*Task statement:* Write out all of the entries that follow, word for word, but skip the pictures.
─── Input records ───
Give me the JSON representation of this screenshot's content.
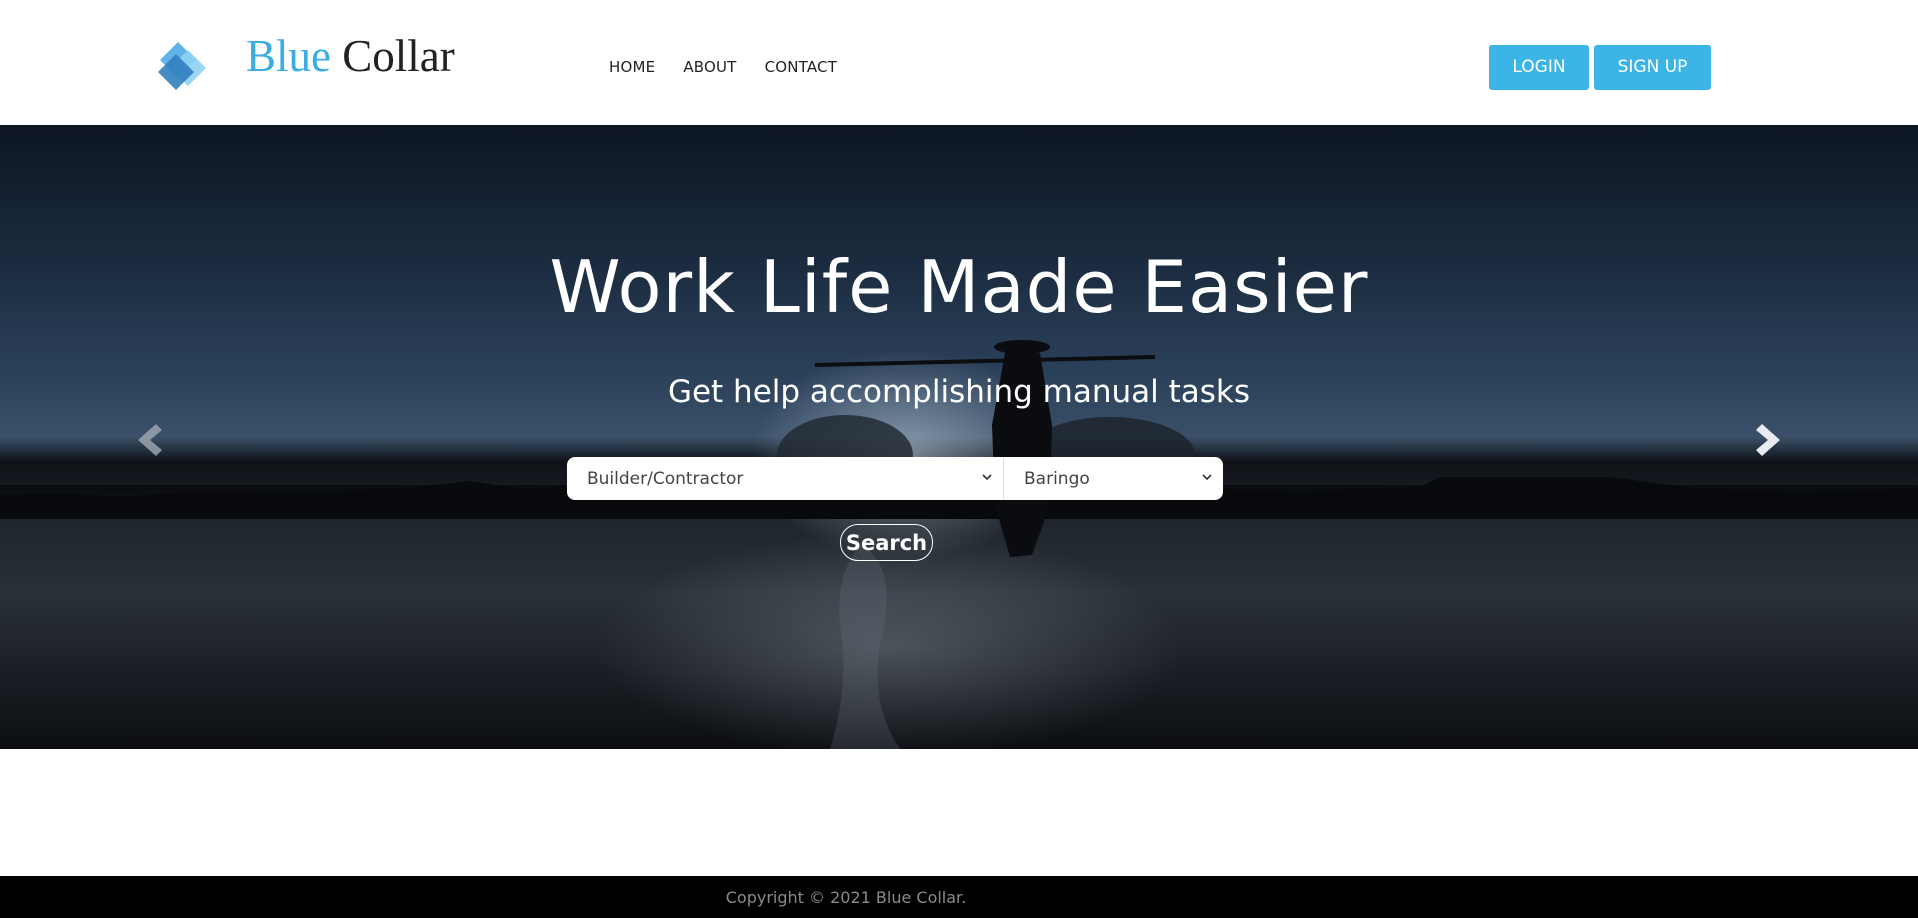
{
  "header": {
    "brand_part1": "Blue",
    "brand_part2": "Collar",
    "logo_icon": "stacked-diamonds-icon",
    "nav": [
      {
        "label": "HOME"
      },
      {
        "label": "ABOUT"
      },
      {
        "label": "CONTACT"
      }
    ],
    "login_label": "LOGIN",
    "signup_label": "SIGN UP"
  },
  "hero": {
    "title": "Work Life Made Easier",
    "subtitle": "Get help accomplishing manual tasks",
    "trade_select": {
      "value": "Builder/Contractor"
    },
    "county_select": {
      "value": "Baringo"
    },
    "search_label": "Search",
    "prev_icon": "chevron-left-icon",
    "next_icon": "chevron-right-icon"
  },
  "footer": {
    "copyright": "Copyright © 2021 Blue Collar."
  },
  "colors": {
    "accent": "#3cb4e6",
    "brand_blue": "#3aaee4",
    "footer_bg": "#000000"
  }
}
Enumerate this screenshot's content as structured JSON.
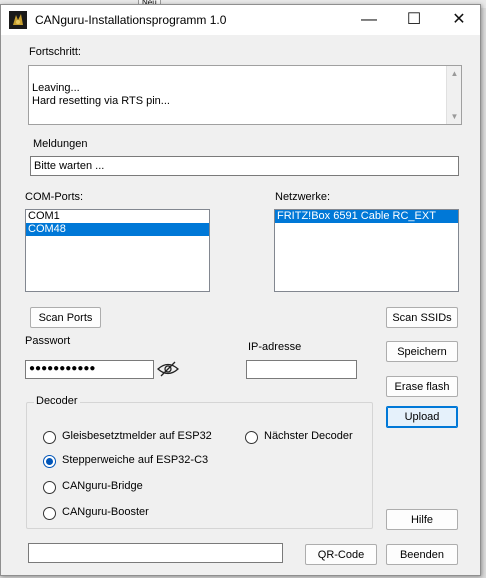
{
  "background_app": {
    "tab_label": "Neu"
  },
  "window": {
    "title": "CANguru-Installationsprogramm 1.0",
    "minimize_glyph": "—",
    "maximize_glyph": "☐",
    "close_glyph": "✕"
  },
  "progress": {
    "label": "Fortschritt:",
    "lines": [
      "Leaving...",
      "Hard resetting via RTS pin..."
    ]
  },
  "messages": {
    "label": "Meldungen",
    "value": "Bitte warten ..."
  },
  "com_ports": {
    "label": "COM-Ports:",
    "items": [
      "COM1",
      "COM48"
    ],
    "selected_index": 1,
    "scan_button": "Scan Ports"
  },
  "networks": {
    "label": "Netzwerke:",
    "items": [
      "FRITZ!Box 6591 Cable RC_EXT"
    ],
    "selected_index": 0,
    "scan_button": "Scan SSIDs"
  },
  "password": {
    "label": "Passwort",
    "masked_value": "●●●●●●●●●●●"
  },
  "ip": {
    "label": "IP-adresse",
    "value": ""
  },
  "decoder": {
    "label": "Decoder",
    "options": [
      "Gleisbesetztmelder auf ESP32",
      "Stepperweiche auf ESP32-C3",
      "CANguru-Bridge",
      "CANguru-Booster",
      "Nächster Decoder"
    ],
    "selected_option": "Stepperweiche auf ESP32-C3"
  },
  "buttons": {
    "save": "Speichern",
    "erase_flash": "Erase flash",
    "upload": "Upload",
    "help": "Hilfe",
    "qr_code": "QR-Code",
    "exit": "Beenden"
  },
  "bottom_field": {
    "value": ""
  },
  "colors": {
    "selection": "#0078d7",
    "window_bg": "#f0f0f0",
    "focus_border": "#0078d7"
  }
}
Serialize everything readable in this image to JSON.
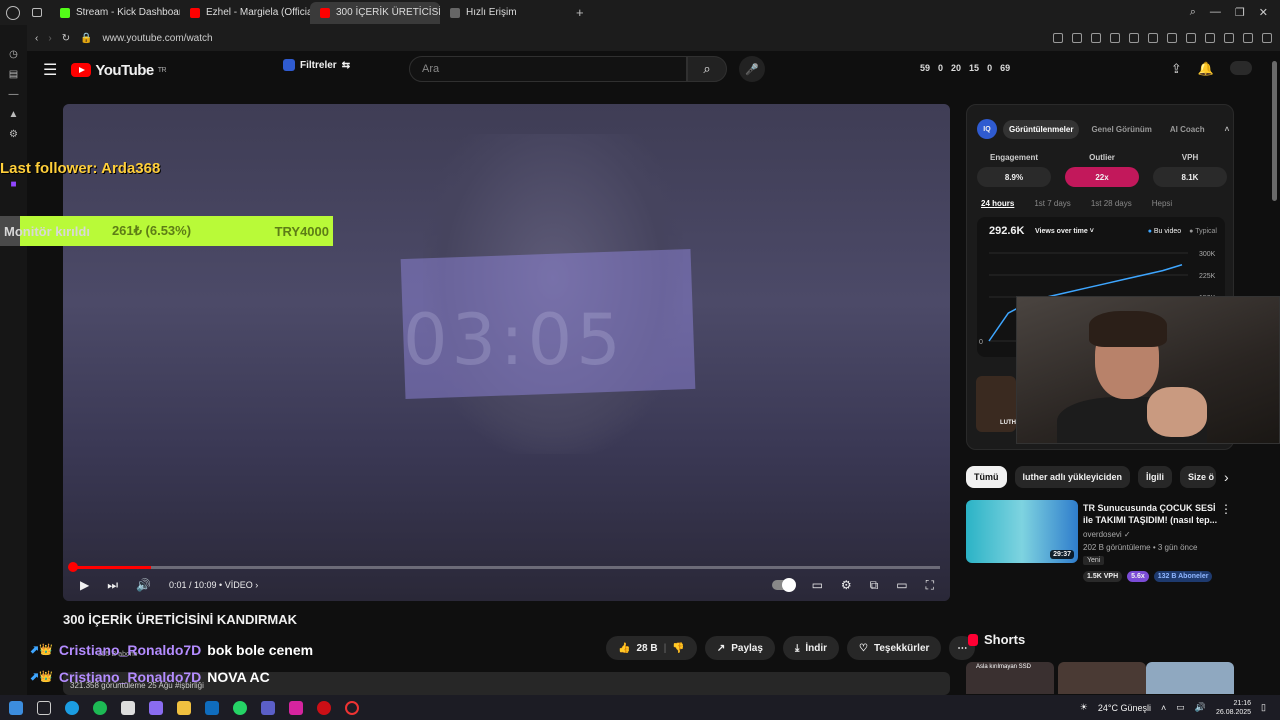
{
  "browser": {
    "tabs": [
      {
        "label": "Stream - Kick Dashboard",
        "color": "#53fc18"
      },
      {
        "label": "Ezhel - Margiela (Official",
        "color": "#ff0000"
      },
      {
        "label": "300 İÇERİK ÜRETİCİSİNİ",
        "color": "#ff0000"
      },
      {
        "label": "Hızlı Erişim",
        "color": "#888888"
      }
    ],
    "active_tab": 2,
    "url": "www.youtube.com/watch"
  },
  "header": {
    "logo_text": "YouTube",
    "logo_region": "TR",
    "filter_label": "Filtreler",
    "search_placeholder": "Ara",
    "stats": [
      "59",
      "0",
      "20",
      "15",
      "0",
      "69"
    ]
  },
  "overlay": {
    "last_follower": "Last follower: Arda368",
    "goal_label": "Monitör kırıldı",
    "goal_amount": "261₺ (6.53%)",
    "goal_target": "TRY4000",
    "goal_progress": 0.0653
  },
  "player": {
    "overlay_time_text": "03:05",
    "time": "0:01 / 10:09",
    "chapter": "VİDEO",
    "progress": 0.0016
  },
  "video": {
    "title": "300 İÇERİK ÜRETİCİSİNİ KANDIRMAK",
    "likes": "28 B",
    "share": "Paylaş",
    "download": "İndir",
    "thanks": "Teşekkürler",
    "subscribers": "255 B abone",
    "views_meta": "321.358 görüntüleme  25 Ağu  #işbirliği"
  },
  "chat": [
    {
      "user": "Cristiano_Ronaldo7D",
      "message": "bok bole cenem"
    },
    {
      "user": "Cristiano_Ronaldo7D",
      "message": "NOVA AC"
    }
  ],
  "iq_panel": {
    "tabs": [
      "Görüntülenmeler",
      "Genel Görünüm",
      "AI Coach"
    ],
    "active_tab": 0,
    "metrics": [
      {
        "label": "Engagement",
        "value": "8.9%"
      },
      {
        "label": "Outlier",
        "value": "22x"
      },
      {
        "label": "VPH",
        "value": "8.1K"
      }
    ],
    "ranges": [
      "24 hours",
      "1st 7 days",
      "1st 28 days",
      "Hepsi"
    ],
    "active_range": 0,
    "total": "292.6K",
    "mode": "Views over time",
    "legend": [
      "Bu video",
      "Typical"
    ],
    "y_ticks": [
      "300K",
      "225K",
      "150K",
      "0"
    ],
    "thumb_label": "LUTH"
  },
  "chart_data": {
    "type": "line",
    "title": "",
    "xlabel": "",
    "ylabel": "",
    "ylim": [
      0,
      300000
    ],
    "x": [
      0,
      1,
      2,
      3,
      4,
      5,
      6,
      7,
      8,
      9,
      10
    ],
    "series": [
      {
        "name": "Bu video",
        "values": [
          0,
          95000,
          130000,
          150000,
          165000,
          180000,
          195000,
          210000,
          225000,
          240000,
          260000
        ]
      }
    ]
  },
  "chips": [
    "Tümü",
    "luther adlı yükleyiciden",
    "İlgili",
    "Size ö"
  ],
  "recommended": {
    "title": "TR Sunucusunda ÇOCUK SESİ ile TAKIMI TAŞIDIM! (nasıl tep...",
    "channel": "overdosevi",
    "meta": "202 B görüntüleme • 3 gün önce",
    "badge": "Yeni",
    "duration": "29:37",
    "vph": "1.5K VPH",
    "outlier": "5.6x",
    "subs": "132 B Aboneler"
  },
  "shorts": {
    "title": "Shorts",
    "first_label": "Asla kırılmayan SSD"
  },
  "taskbar": {
    "weather": "24°C Güneşli",
    "time": "21:16",
    "date": "26.08.2025"
  }
}
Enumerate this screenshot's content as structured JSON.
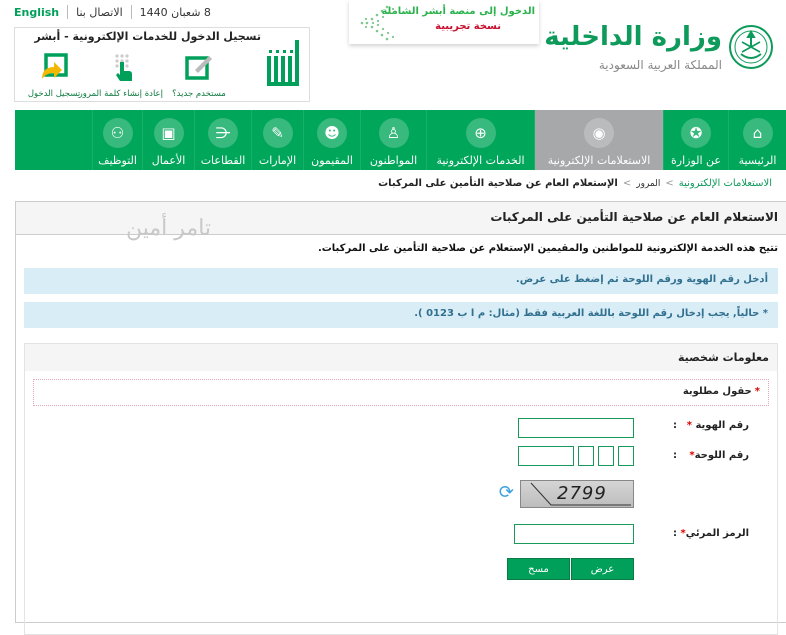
───
*Task response:*
Give me the JSON representation of this screenshot's content.
{
  "header": {
    "brand_part1": "Blue",
    "brand_part2": "Collar",
    "logo_icon": "stacked-diamonds-icon",
    "nav": [
      {
        "label": "HOME"
      },
      {
        "label": "ABOUT"
      },
      {
        "label": "CONTACT"
      }
    ],
    "login_label": "LOGIN",
    "signup_label": "SIGN UP"
  },
  "hero": {
    "title": "Work Life Made Easier",
    "subtitle": "Get help accomplishing manual tasks",
    "trade_select": {
      "value": "Builder/Contractor"
    },
    "county_select": {
      "value": "Baringo"
    },
    "search_label": "Search",
    "prev_icon": "chevron-left-icon",
    "next_icon": "chevron-right-icon"
  },
  "footer": {
    "copyright": "Copyright © 2021 Blue Collar."
  },
  "colors": {
    "accent": "#3cb4e6",
    "brand_blue": "#3aaee4",
    "footer_bg": "#000000"
  }
}
Enumerate this screenshot's content as structured JSON.
{
  "background_app": {
    "tab_label": "Neu"
  },
  "window": {
    "title": "CANguru-Installationsprogramm 1.0",
    "minimize_glyph": "—",
    "maximize_glyph": "☐",
    "close_glyph": "✕"
  },
  "progress": {
    "label": "Fortschritt:",
    "lines": [
      "Leaving...",
      "Hard resetting via RTS pin..."
    ]
  },
  "messages": {
    "label": "Meldungen",
    "value": "Bitte warten ..."
  },
  "com_ports": {
    "label": "COM-Ports:",
    "items": [
      "COM1",
      "COM48"
    ],
    "selected_index": 1,
    "scan_button": "Scan Ports"
  },
  "networks": {
    "label": "Netzwerke:",
    "items": [
      "FRITZ!Box 6591 Cable RC_EXT"
    ],
    "selected_index": 0,
    "scan_button": "Scan SSIDs"
  },
  "password": {
    "label": "Passwort",
    "masked_value": "●●●●●●●●●●●"
  },
  "ip": {
    "label": "IP-adresse",
    "value": ""
  },
  "decoder": {
    "label": "Decoder",
    "options": [
      "Gleisbesetztmelder auf ESP32",
      "Stepperweiche auf ESP32-C3",
      "CANguru-Bridge",
      "CANguru-Booster",
      "Nächster Decoder"
    ],
    "selected_option": "Stepperweiche auf ESP32-C3"
  },
  "buttons": {
    "save": "Speichern",
    "erase_flash": "Erase flash",
    "upload": "Upload",
    "help": "Hilfe",
    "qr_code": "QR-Code",
    "exit": "Beenden"
  },
  "bottom_field": {
    "value": ""
  },
  "colors": {
    "selection": "#0078d7",
    "window_bg": "#f0f0f0",
    "focus_border": "#0078d7"
  }
}
Serialize everything readable in this image to JSON.
{
  "browser": {
    "tabs": [
      {
        "label": "Stream - Kick Dashboard",
        "color": "#53fc18"
      },
      {
        "label": "Ezhel - Margiela (Official",
        "color": "#ff0000"
      },
      {
        "label": "300 İÇERİK ÜRETİCİSİNİ",
        "color": "#ff0000"
      },
      {
        "label": "Hızlı Erişim",
        "color": "#888888"
      }
    ],
    "active_tab": 2,
    "url": "www.youtube.com/watch"
  },
  "header": {
    "logo_text": "YouTube",
    "logo_region": "TR",
    "filter_label": "Filtreler",
    "search_placeholder": "Ara",
    "stats": [
      "59",
      "0",
      "20",
      "15",
      "0",
      "69"
    ]
  },
  "overlay": {
    "last_follower": "Last follower: Arda368",
    "goal_label": "Monitör kırıldı",
    "goal_amount": "261₺ (6.53%)",
    "goal_target": "TRY4000",
    "goal_progress": 0.0653
  },
  "player": {
    "overlay_time_text": "03:05",
    "time": "0:01 / 10:09",
    "chapter": "VİDEO",
    "progress": 0.0016
  },
  "video": {
    "title": "300 İÇERİK ÜRETİCİSİNİ KANDIRMAK",
    "likes": "28 B",
    "share": "Paylaş",
    "download": "İndir",
    "thanks": "Teşekkürler",
    "subscribers": "255 B abone",
    "views_meta": "321.358 görüntüleme  25 Ağu  #işbirliği"
  },
  "chat": [
    {
      "user": "Cristiano_Ronaldo7D",
      "message": "bok bole cenem"
    },
    {
      "user": "Cristiano_Ronaldo7D",
      "message": "NOVA AC"
    }
  ],
  "iq_panel": {
    "tabs": [
      "Görüntülenmeler",
      "Genel Görünüm",
      "AI Coach"
    ],
    "active_tab": 0,
    "metrics": [
      {
        "label": "Engagement",
        "value": "8.9%"
      },
      {
        "label": "Outlier",
        "value": "22x"
      },
      {
        "label": "VPH",
        "value": "8.1K"
      }
    ],
    "ranges": [
      "24 hours",
      "1st 7 days",
      "1st 28 days",
      "Hepsi"
    ],
    "active_range": 0,
    "total": "292.6K",
    "mode": "Views over time",
    "legend": [
      "Bu video",
      "Typical"
    ],
    "y_ticks": [
      "300K",
      "225K",
      "150K",
      "0"
    ],
    "thumb_label": "LUTH"
  },
  "chart_data": {
    "type": "line",
    "title": "",
    "xlabel": "",
    "ylabel": "",
    "ylim": [
      0,
      300000
    ],
    "x": [
      0,
      1,
      2,
      3,
      4,
      5,
      6,
      7,
      8,
      9,
      10
    ],
    "series": [
      {
        "name": "Bu video",
        "values": [
          0,
          95000,
          130000,
          150000,
          165000,
          180000,
          195000,
          210000,
          225000,
          240000,
          260000
        ]
      }
    ]
  },
  "chips": [
    "Tümü",
    "luther adlı yükleyiciden",
    "İlgili",
    "Size ö"
  ],
  "recommended": {
    "title": "TR Sunucusunda ÇOCUK SESİ ile TAKIMI TAŞIDIM! (nasıl tep...",
    "channel": "overdosevi",
    "meta": "202 B görüntüleme • 3 gün önce",
    "badge": "Yeni",
    "duration": "29:37",
    "vph": "1.5K VPH",
    "outlier": "5.6x",
    "subs": "132 B Aboneler"
  },
  "shorts": {
    "title": "Shorts",
    "first_label": "Asla kırılmayan SSD"
  },
  "taskbar": {
    "weather": "24°C Güneşli",
    "time": "21:16",
    "date": "26.08.2025"
  }
}
Enumerate this screenshot's content as structured JSON.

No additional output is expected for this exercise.